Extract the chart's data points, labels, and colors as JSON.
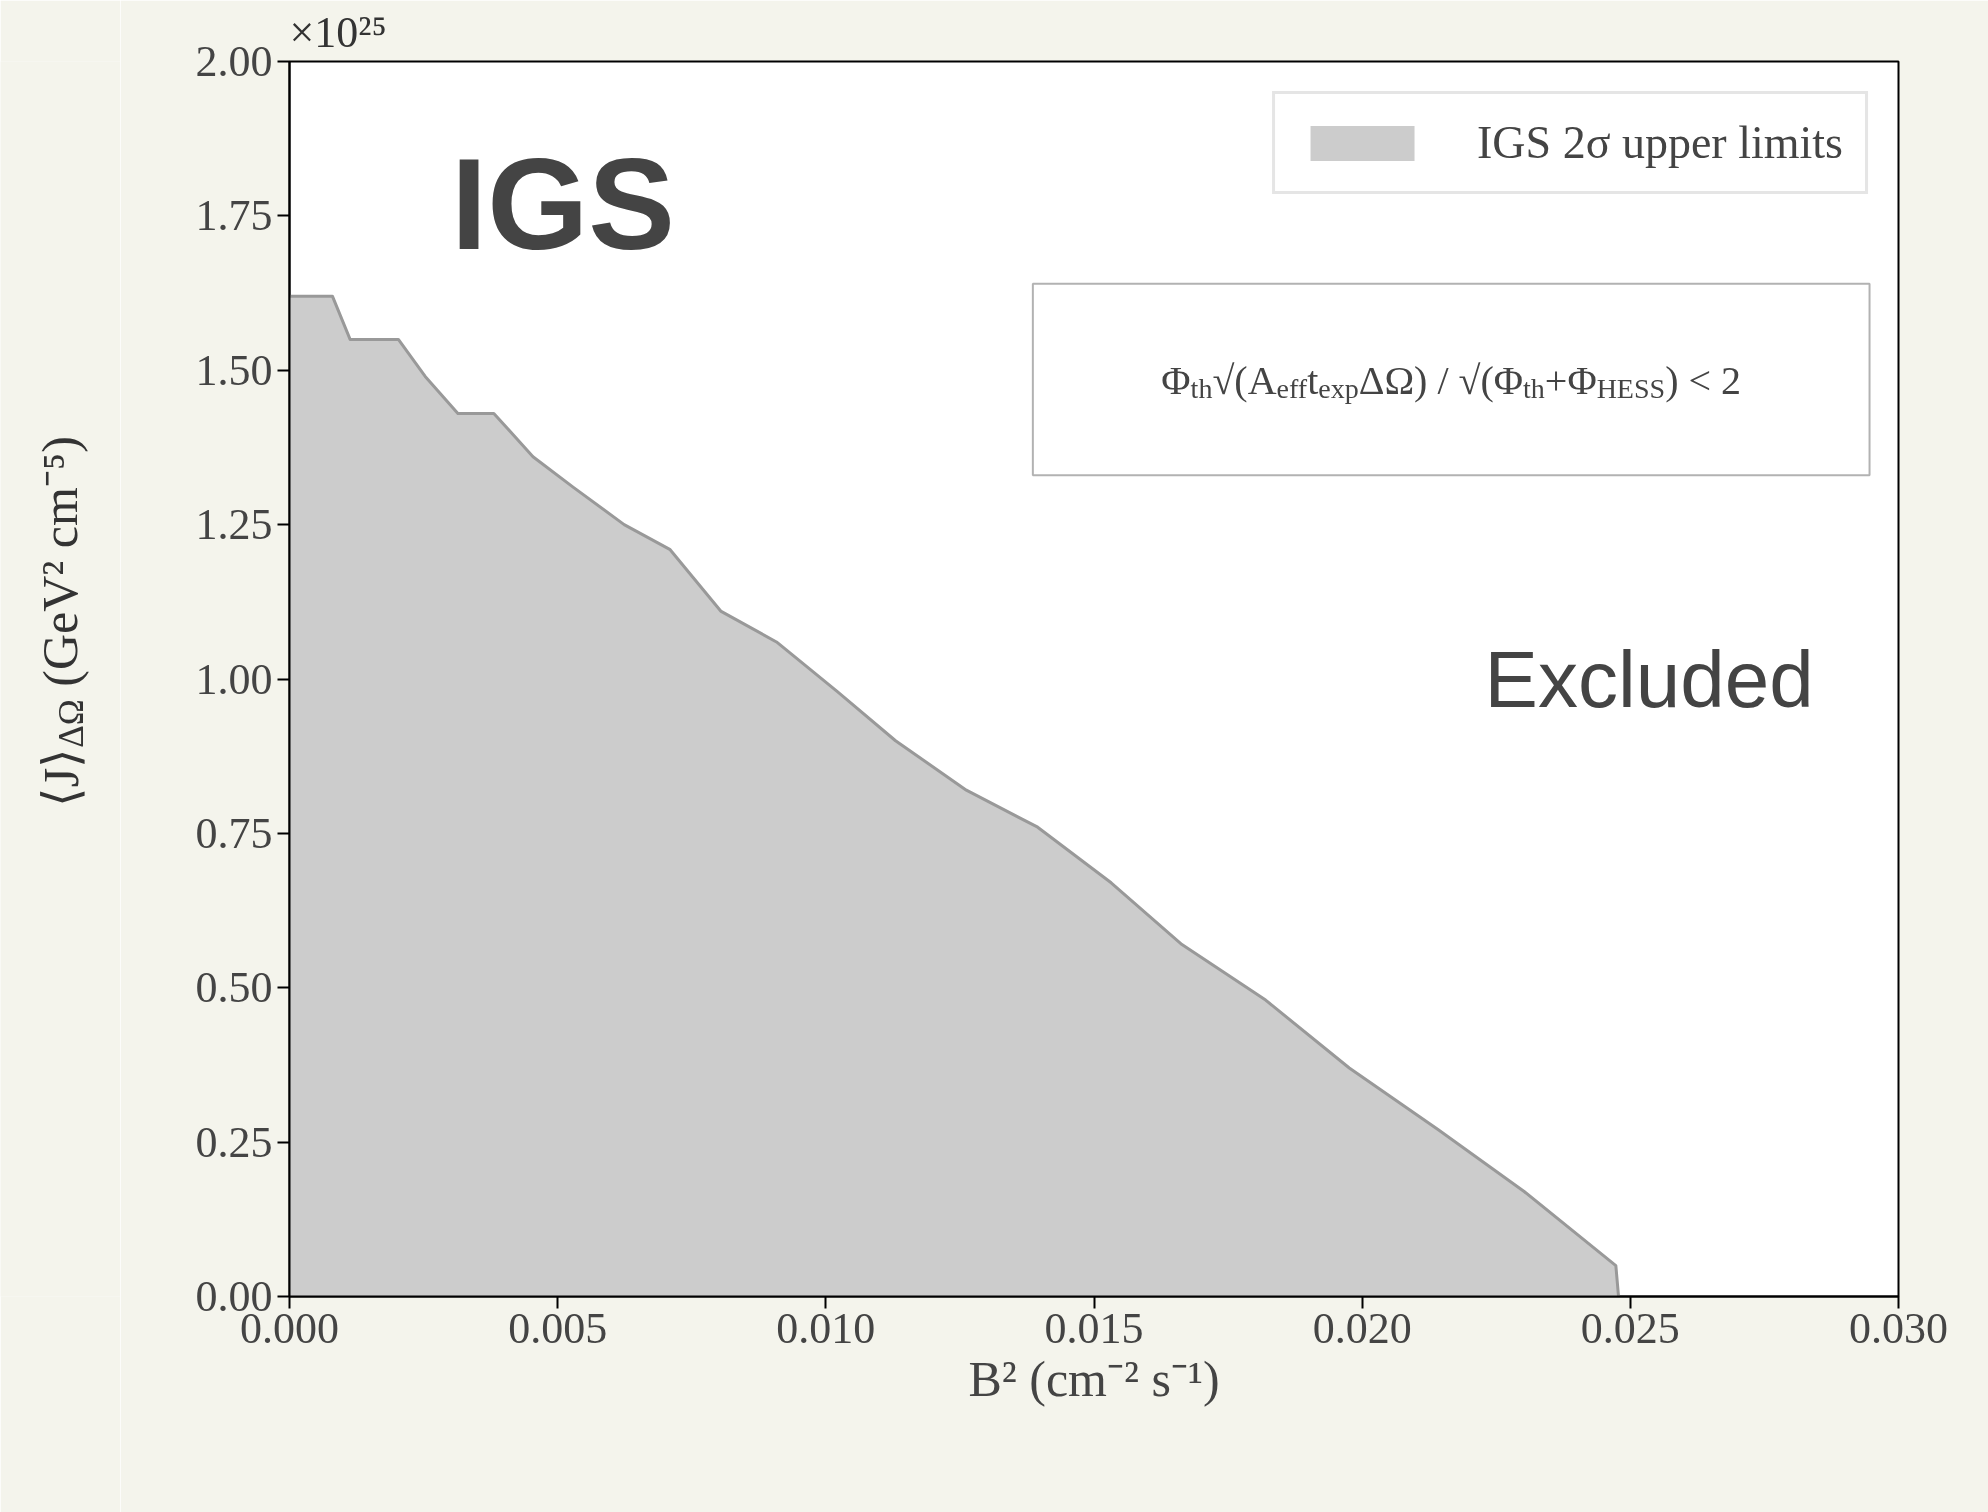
{
  "chart_data": {
    "type": "area",
    "xlabel": "B² (cm⁻² s⁻¹)",
    "ylabel": "⟨J⟩$_{ΔΩ}$ (GeV² cm⁻⁵)",
    "x": [
      0.0,
      0.0008,
      0.00113,
      0.00203,
      0.00253,
      0.00314,
      0.00381,
      0.00454,
      0.0053,
      0.00624,
      0.00709,
      0.00804,
      0.00908,
      0.01021,
      0.0113,
      0.01262,
      0.01395,
      0.01532,
      0.01664,
      0.0182,
      0.01976,
      0.02142,
      0.02302,
      0.02473,
      0.02478
    ],
    "series": [
      {
        "name": "IGS 2σ upper limits",
        "color": "#cccccc",
        "values": [
          1.62,
          1.62,
          1.55,
          1.55,
          1.49,
          1.43,
          1.43,
          1.36,
          1.31,
          1.25,
          1.21,
          1.11,
          1.06,
          0.98,
          0.9,
          0.82,
          0.76,
          0.67,
          0.57,
          0.48,
          0.37,
          0.27,
          0.17,
          0.05,
          0.0
        ]
      }
    ],
    "xlim": [
      0,
      0.03
    ],
    "ylim": [
      0,
      2
    ],
    "xticks": [
      {
        "value": 0,
        "label": "0.000"
      },
      {
        "value": 0.005,
        "label": "0.005"
      },
      {
        "value": 0.01,
        "label": "0.010"
      },
      {
        "value": 0.015,
        "label": "0.015"
      },
      {
        "value": 0.02,
        "label": "0.020"
      },
      {
        "value": 0.025,
        "label": "0.025"
      },
      {
        "value": 0.03,
        "label": "0.030"
      }
    ],
    "yticks": [
      {
        "value": 0,
        "label": "0.00"
      },
      {
        "value": 0.25,
        "label": "0.25"
      },
      {
        "value": 0.5,
        "label": "0.50"
      },
      {
        "value": 0.75,
        "label": "0.75"
      },
      {
        "value": 1,
        "label": "1.00"
      },
      {
        "value": 1.25,
        "label": "1.25"
      },
      {
        "value": 1.5,
        "label": "1.50"
      },
      {
        "value": 1.75,
        "label": "1.75"
      },
      {
        "value": 2,
        "label": "2.00"
      }
    ],
    "annotations": [
      "×10²⁵",
      "IGS",
      "Φ$_{th}$√(A$_{eff}$t$_{exp}$ΔΩ) / √(Φ$_{th}$+Φ$_{HESS}$) < 2",
      "Excluded"
    ],
    "legend": "top right",
    "grid": false
  }
}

Brief:
Copy the listing word for word, excluding its pictures.

Solution for this problem:
Extract the chart's data points, labels, and colors as JSON.
{
  "chart_data": {
    "type": "area",
    "xlabel": "B² (cm⁻² s⁻¹)",
    "ylabel": "⟨J⟩$_{ΔΩ}$ (GeV² cm⁻⁵)",
    "x": [
      0.0,
      0.0008,
      0.00113,
      0.00203,
      0.00253,
      0.00314,
      0.00381,
      0.00454,
      0.0053,
      0.00624,
      0.00709,
      0.00804,
      0.00908,
      0.01021,
      0.0113,
      0.01262,
      0.01395,
      0.01532,
      0.01664,
      0.0182,
      0.01976,
      0.02142,
      0.02302,
      0.02473,
      0.02478
    ],
    "series": [
      {
        "name": "IGS 2σ upper limits",
        "color": "#cccccc",
        "values": [
          1.62,
          1.62,
          1.55,
          1.55,
          1.49,
          1.43,
          1.43,
          1.36,
          1.31,
          1.25,
          1.21,
          1.11,
          1.06,
          0.98,
          0.9,
          0.82,
          0.76,
          0.67,
          0.57,
          0.48,
          0.37,
          0.27,
          0.17,
          0.05,
          0.0
        ]
      }
    ],
    "xlim": [
      0,
      0.03
    ],
    "ylim": [
      0,
      2
    ],
    "xticks": [
      {
        "value": 0,
        "label": "0.000"
      },
      {
        "value": 0.005,
        "label": "0.005"
      },
      {
        "value": 0.01,
        "label": "0.010"
      },
      {
        "value": 0.015,
        "label": "0.015"
      },
      {
        "value": 0.02,
        "label": "0.020"
      },
      {
        "value": 0.025,
        "label": "0.025"
      },
      {
        "value": 0.03,
        "label": "0.030"
      }
    ],
    "yticks": [
      {
        "value": 0,
        "label": "0.00"
      },
      {
        "value": 0.25,
        "label": "0.25"
      },
      {
        "value": 0.5,
        "label": "0.50"
      },
      {
        "value": 0.75,
        "label": "0.75"
      },
      {
        "value": 1,
        "label": "1.00"
      },
      {
        "value": 1.25,
        "label": "1.25"
      },
      {
        "value": 1.5,
        "label": "1.50"
      },
      {
        "value": 1.75,
        "label": "1.75"
      },
      {
        "value": 2,
        "label": "2.00"
      }
    ],
    "annotations": [
      "×10²⁵",
      "IGS",
      "Φ$_{th}$√(A$_{eff}$t$_{exp}$ΔΩ) / √(Φ$_{th}$+Φ$_{HESS}$) < 2",
      "Excluded"
    ],
    "legend": "top right",
    "grid": false
  }
}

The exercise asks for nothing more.